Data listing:

— START —

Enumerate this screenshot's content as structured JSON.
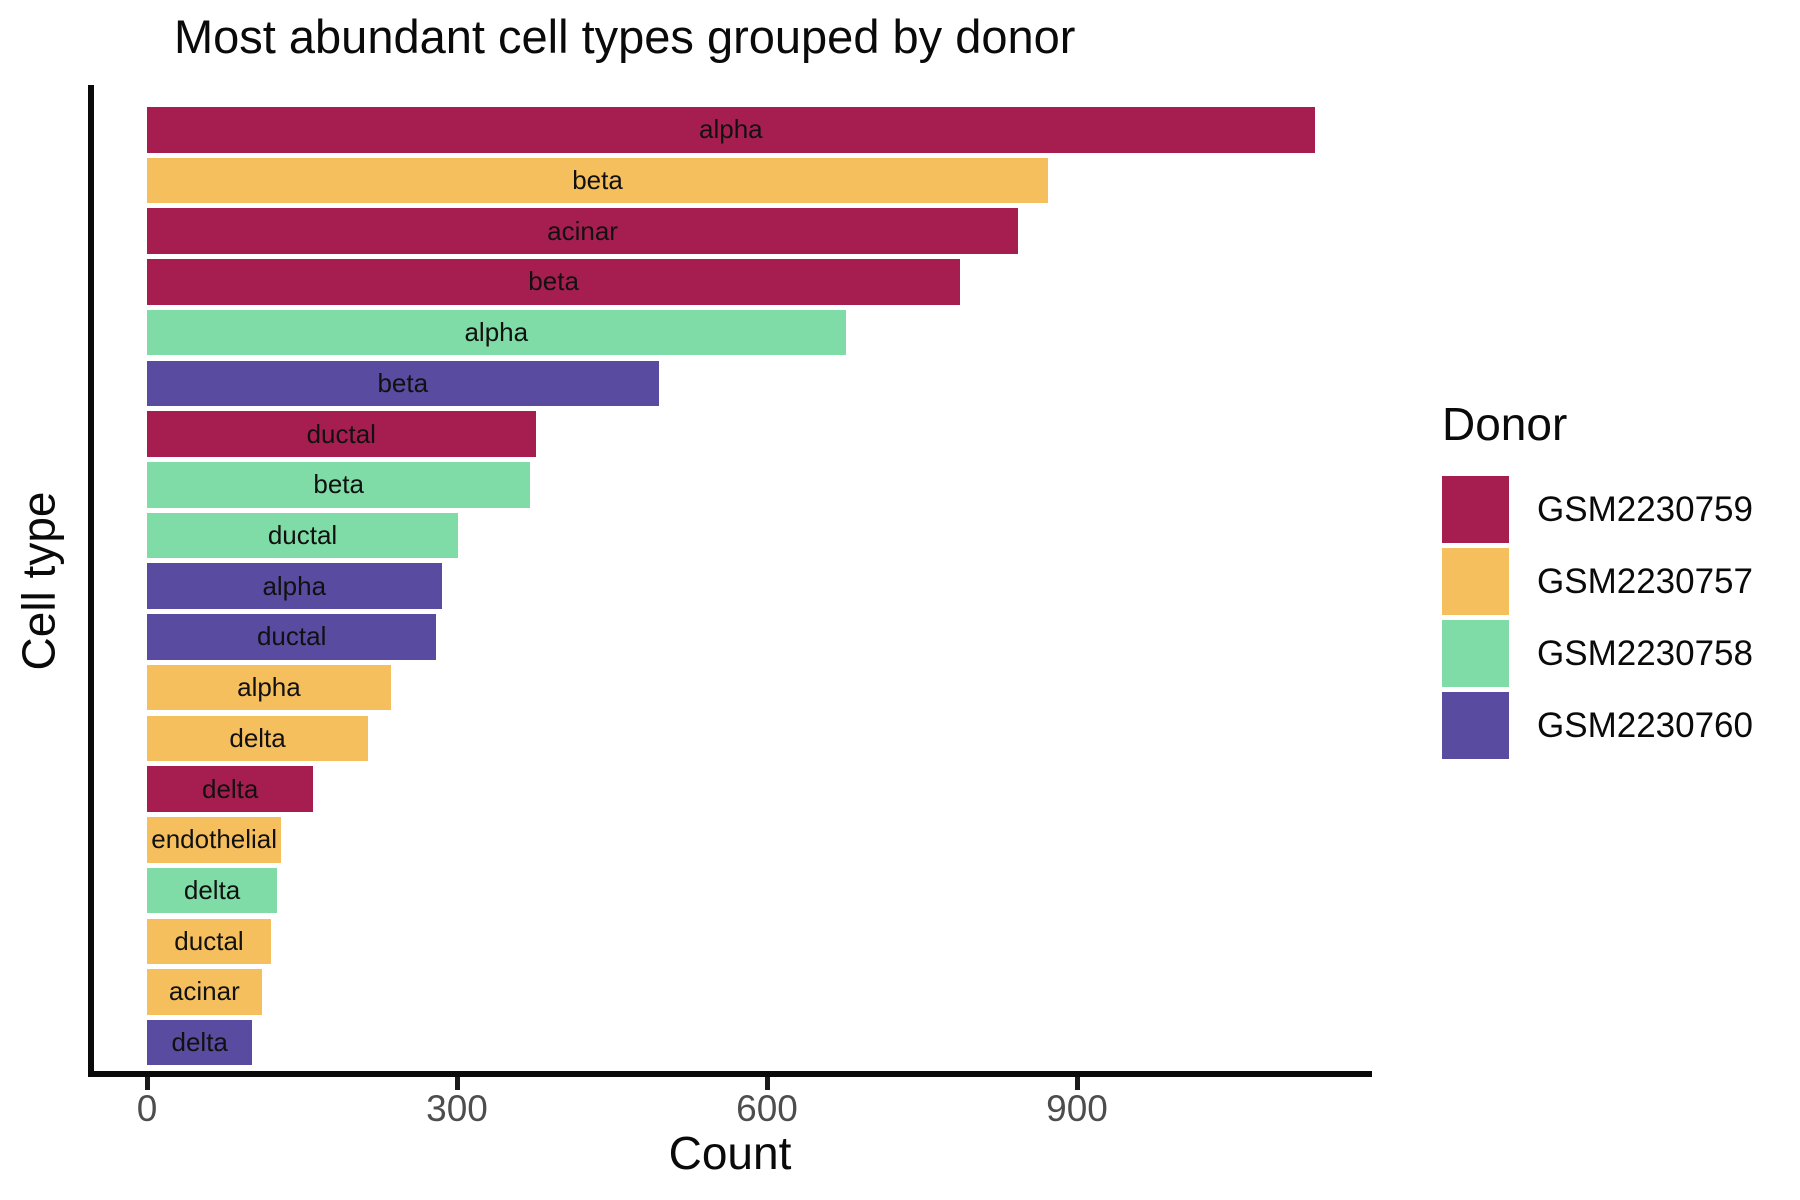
{
  "chart": {
    "title": "Most abundant cell types grouped by donor",
    "x_axis": {
      "label": "Count",
      "ticks": [
        0,
        300,
        600,
        900
      ]
    },
    "y_axis": {
      "label": "Cell type"
    },
    "legend": {
      "title": "Donor",
      "entries": [
        {
          "label": "GSM2230759",
          "color": "#A61E50"
        },
        {
          "label": "GSM2230757",
          "color": "#F6BF5E"
        },
        {
          "label": "GSM2230758",
          "color": "#7FDCA7"
        },
        {
          "label": "GSM2230760",
          "color": "#584BA0"
        }
      ]
    }
  },
  "chart_data": {
    "type": "bar",
    "orientation": "horizontal",
    "title": "Most abundant cell types grouped by donor",
    "xlabel": "Count",
    "ylabel": "Cell type",
    "xlim": [
      0,
      1186
    ],
    "x_ticks": [
      0,
      300,
      600,
      900
    ],
    "grid": false,
    "legend_title": "Donor",
    "legend_position": "right",
    "donor_colors": {
      "GSM2230759": "#A61E50",
      "GSM2230757": "#F6BF5E",
      "GSM2230758": "#7FDCA7",
      "GSM2230760": "#584BA0"
    },
    "bars": [
      {
        "cell_type": "alpha",
        "donor": "GSM2230759",
        "count": 1130
      },
      {
        "cell_type": "beta",
        "donor": "GSM2230757",
        "count": 872
      },
      {
        "cell_type": "acinar",
        "donor": "GSM2230759",
        "count": 843
      },
      {
        "cell_type": "beta",
        "donor": "GSM2230759",
        "count": 787
      },
      {
        "cell_type": "alpha",
        "donor": "GSM2230758",
        "count": 676
      },
      {
        "cell_type": "beta",
        "donor": "GSM2230760",
        "count": 495
      },
      {
        "cell_type": "ductal",
        "donor": "GSM2230759",
        "count": 376
      },
      {
        "cell_type": "beta",
        "donor": "GSM2230758",
        "count": 371
      },
      {
        "cell_type": "ductal",
        "donor": "GSM2230758",
        "count": 301
      },
      {
        "cell_type": "alpha",
        "donor": "GSM2230760",
        "count": 285
      },
      {
        "cell_type": "ductal",
        "donor": "GSM2230760",
        "count": 280
      },
      {
        "cell_type": "alpha",
        "donor": "GSM2230757",
        "count": 236
      },
      {
        "cell_type": "delta",
        "donor": "GSM2230757",
        "count": 214
      },
      {
        "cell_type": "delta",
        "donor": "GSM2230759",
        "count": 161
      },
      {
        "cell_type": "endothelial",
        "donor": "GSM2230757",
        "count": 130
      },
      {
        "cell_type": "delta",
        "donor": "GSM2230758",
        "count": 126
      },
      {
        "cell_type": "ductal",
        "donor": "GSM2230757",
        "count": 120
      },
      {
        "cell_type": "acinar",
        "donor": "GSM2230757",
        "count": 111
      },
      {
        "cell_type": "delta",
        "donor": "GSM2230760",
        "count": 102
      }
    ]
  }
}
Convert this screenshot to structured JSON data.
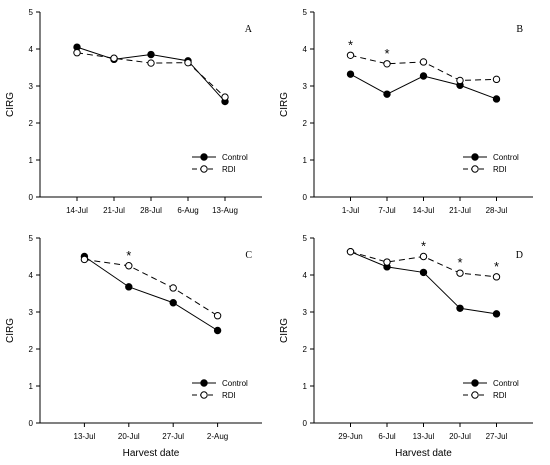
{
  "chart_data": [
    {
      "type": "line",
      "panel_label": "A",
      "categories": [
        "14-Jul",
        "21-Jul",
        "28-Jul",
        "6-Aug",
        "13-Aug"
      ],
      "ylabel": "CIRG",
      "xlabel": "",
      "ylim": [
        0,
        5
      ],
      "yticks": [
        0,
        1,
        2,
        3,
        4,
        5
      ],
      "legend_position": "bottom-right",
      "series": [
        {
          "name": "Control",
          "marker": "filled-circle",
          "line": "solid",
          "values": [
            4.05,
            3.72,
            3.85,
            3.68,
            2.58
          ]
        },
        {
          "name": "RDI",
          "marker": "open-circle",
          "line": "dashed",
          "values": [
            3.9,
            3.75,
            3.62,
            3.63,
            2.7
          ]
        }
      ],
      "significance": []
    },
    {
      "type": "line",
      "panel_label": "B",
      "categories": [
        "1-Jul",
        "7-Jul",
        "14-Jul",
        "21-Jul",
        "28-Jul"
      ],
      "ylabel": "CIRG",
      "xlabel": "",
      "ylim": [
        0,
        5
      ],
      "yticks": [
        0,
        1,
        2,
        3,
        4,
        5
      ],
      "legend_position": "bottom-right",
      "series": [
        {
          "name": "Control",
          "marker": "filled-circle",
          "line": "solid",
          "values": [
            3.32,
            2.78,
            3.27,
            3.02,
            2.65
          ]
        },
        {
          "name": "RDI",
          "marker": "open-circle",
          "line": "dashed",
          "values": [
            3.83,
            3.6,
            3.65,
            3.15,
            3.18
          ]
        }
      ],
      "significance": [
        {
          "index": 0,
          "text": "*"
        },
        {
          "index": 1,
          "text": "*"
        }
      ]
    },
    {
      "type": "line",
      "panel_label": "C",
      "categories": [
        "13-Jul",
        "20-Jul",
        "27-Jul",
        "2-Aug"
      ],
      "ylabel": "CIRG",
      "xlabel": "Harvest date",
      "ylim": [
        0,
        5
      ],
      "yticks": [
        0,
        1,
        2,
        3,
        4,
        5
      ],
      "legend_position": "bottom-right",
      "series": [
        {
          "name": "Control",
          "marker": "filled-circle",
          "line": "solid",
          "values": [
            4.5,
            3.68,
            3.25,
            2.5
          ]
        },
        {
          "name": "RDI",
          "marker": "open-circle",
          "line": "dashed",
          "values": [
            4.42,
            4.25,
            3.65,
            2.9
          ]
        }
      ],
      "significance": [
        {
          "index": 1,
          "text": "*"
        }
      ]
    },
    {
      "type": "line",
      "panel_label": "D",
      "categories": [
        "29-Jun",
        "6-Jul",
        "13-Jul",
        "20-Jul",
        "27-Jul"
      ],
      "ylabel": "CIRG",
      "xlabel": "Harvest date",
      "ylim": [
        0,
        5
      ],
      "yticks": [
        0,
        1,
        2,
        3,
        4,
        5
      ],
      "legend_position": "bottom-right",
      "series": [
        {
          "name": "Control",
          "marker": "filled-circle",
          "line": "solid",
          "values": [
            4.63,
            4.22,
            4.07,
            3.1,
            2.95
          ]
        },
        {
          "name": "RDI",
          "marker": "open-circle",
          "line": "dashed",
          "values": [
            4.63,
            4.35,
            4.5,
            4.05,
            3.95
          ]
        }
      ],
      "significance": [
        {
          "index": 2,
          "text": "*"
        },
        {
          "index": 3,
          "text": "*"
        },
        {
          "index": 4,
          "text": "*"
        }
      ]
    }
  ]
}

— END —

__EXERCISE BRIEF__
Reproduce each line word for word and drop the pictures.

__ANSWER BELOW__
Enumerate this screenshot's content as structured JSON.
{
  "chart": {
    "title": "Most abundant cell types grouped by donor",
    "x_axis": {
      "label": "Count",
      "ticks": [
        0,
        300,
        600,
        900
      ]
    },
    "y_axis": {
      "label": "Cell type"
    },
    "legend": {
      "title": "Donor",
      "entries": [
        {
          "label": "GSM2230759",
          "color": "#A61E50"
        },
        {
          "label": "GSM2230757",
          "color": "#F6BF5E"
        },
        {
          "label": "GSM2230758",
          "color": "#7FDCA7"
        },
        {
          "label": "GSM2230760",
          "color": "#584BA0"
        }
      ]
    }
  },
  "chart_data": {
    "type": "bar",
    "orientation": "horizontal",
    "title": "Most abundant cell types grouped by donor",
    "xlabel": "Count",
    "ylabel": "Cell type",
    "xlim": [
      0,
      1186
    ],
    "x_ticks": [
      0,
      300,
      600,
      900
    ],
    "grid": false,
    "legend_title": "Donor",
    "legend_position": "right",
    "donor_colors": {
      "GSM2230759": "#A61E50",
      "GSM2230757": "#F6BF5E",
      "GSM2230758": "#7FDCA7",
      "GSM2230760": "#584BA0"
    },
    "bars": [
      {
        "cell_type": "alpha",
        "donor": "GSM2230759",
        "count": 1130
      },
      {
        "cell_type": "beta",
        "donor": "GSM2230757",
        "count": 872
      },
      {
        "cell_type": "acinar",
        "donor": "GSM2230759",
        "count": 843
      },
      {
        "cell_type": "beta",
        "donor": "GSM2230759",
        "count": 787
      },
      {
        "cell_type": "alpha",
        "donor": "GSM2230758",
        "count": 676
      },
      {
        "cell_type": "beta",
        "donor": "GSM2230760",
        "count": 495
      },
      {
        "cell_type": "ductal",
        "donor": "GSM2230759",
        "count": 376
      },
      {
        "cell_type": "beta",
        "donor": "GSM2230758",
        "count": 371
      },
      {
        "cell_type": "ductal",
        "donor": "GSM2230758",
        "count": 301
      },
      {
        "cell_type": "alpha",
        "donor": "GSM2230760",
        "count": 285
      },
      {
        "cell_type": "ductal",
        "donor": "GSM2230760",
        "count": 280
      },
      {
        "cell_type": "alpha",
        "donor": "GSM2230757",
        "count": 236
      },
      {
        "cell_type": "delta",
        "donor": "GSM2230757",
        "count": 214
      },
      {
        "cell_type": "delta",
        "donor": "GSM2230759",
        "count": 161
      },
      {
        "cell_type": "endothelial",
        "donor": "GSM2230757",
        "count": 130
      },
      {
        "cell_type": "delta",
        "donor": "GSM2230758",
        "count": 126
      },
      {
        "cell_type": "ductal",
        "donor": "GSM2230757",
        "count": 120
      },
      {
        "cell_type": "acinar",
        "donor": "GSM2230757",
        "count": 111
      },
      {
        "cell_type": "delta",
        "donor": "GSM2230760",
        "count": 102
      }
    ]
  }
}
Convert this screenshot to structured JSON data.
{
  "chart_data": [
    {
      "type": "line",
      "panel_label": "A",
      "categories": [
        "14-Jul",
        "21-Jul",
        "28-Jul",
        "6-Aug",
        "13-Aug"
      ],
      "ylabel": "CIRG",
      "xlabel": "",
      "ylim": [
        0,
        5
      ],
      "yticks": [
        0,
        1,
        2,
        3,
        4,
        5
      ],
      "legend_position": "bottom-right",
      "series": [
        {
          "name": "Control",
          "marker": "filled-circle",
          "line": "solid",
          "values": [
            4.05,
            3.72,
            3.85,
            3.68,
            2.58
          ]
        },
        {
          "name": "RDI",
          "marker": "open-circle",
          "line": "dashed",
          "values": [
            3.9,
            3.75,
            3.62,
            3.63,
            2.7
          ]
        }
      ],
      "significance": []
    },
    {
      "type": "line",
      "panel_label": "B",
      "categories": [
        "1-Jul",
        "7-Jul",
        "14-Jul",
        "21-Jul",
        "28-Jul"
      ],
      "ylabel": "CIRG",
      "xlabel": "",
      "ylim": [
        0,
        5
      ],
      "yticks": [
        0,
        1,
        2,
        3,
        4,
        5
      ],
      "legend_position": "bottom-right",
      "series": [
        {
          "name": "Control",
          "marker": "filled-circle",
          "line": "solid",
          "values": [
            3.32,
            2.78,
            3.27,
            3.02,
            2.65
          ]
        },
        {
          "name": "RDI",
          "marker": "open-circle",
          "line": "dashed",
          "values": [
            3.83,
            3.6,
            3.65,
            3.15,
            3.18
          ]
        }
      ],
      "significance": [
        {
          "index": 0,
          "text": "*"
        },
        {
          "index": 1,
          "text": "*"
        }
      ]
    },
    {
      "type": "line",
      "panel_label": "C",
      "categories": [
        "13-Jul",
        "20-Jul",
        "27-Jul",
        "2-Aug"
      ],
      "ylabel": "CIRG",
      "xlabel": "Harvest date",
      "ylim": [
        0,
        5
      ],
      "yticks": [
        0,
        1,
        2,
        3,
        4,
        5
      ],
      "legend_position": "bottom-right",
      "series": [
        {
          "name": "Control",
          "marker": "filled-circle",
          "line": "solid",
          "values": [
            4.5,
            3.68,
            3.25,
            2.5
          ]
        },
        {
          "name": "RDI",
          "marker": "open-circle",
          "line": "dashed",
          "values": [
            4.42,
            4.25,
            3.65,
            2.9
          ]
        }
      ],
      "significance": [
        {
          "index": 1,
          "text": "*"
        }
      ]
    },
    {
      "type": "line",
      "panel_label": "D",
      "categories": [
        "29-Jun",
        "6-Jul",
        "13-Jul",
        "20-Jul",
        "27-Jul"
      ],
      "ylabel": "CIRG",
      "xlabel": "Harvest date",
      "ylim": [
        0,
        5
      ],
      "yticks": [
        0,
        1,
        2,
        3,
        4,
        5
      ],
      "legend_position": "bottom-right",
      "series": [
        {
          "name": "Control",
          "marker": "filled-circle",
          "line": "solid",
          "values": [
            4.63,
            4.22,
            4.07,
            3.1,
            2.95
          ]
        },
        {
          "name": "RDI",
          "marker": "open-circle",
          "line": "dashed",
          "values": [
            4.63,
            4.35,
            4.5,
            4.05,
            3.95
          ]
        }
      ],
      "significance": [
        {
          "index": 2,
          "text": "*"
        },
        {
          "index": 3,
          "text": "*"
        },
        {
          "index": 4,
          "text": "*"
        }
      ]
    }
  ]
}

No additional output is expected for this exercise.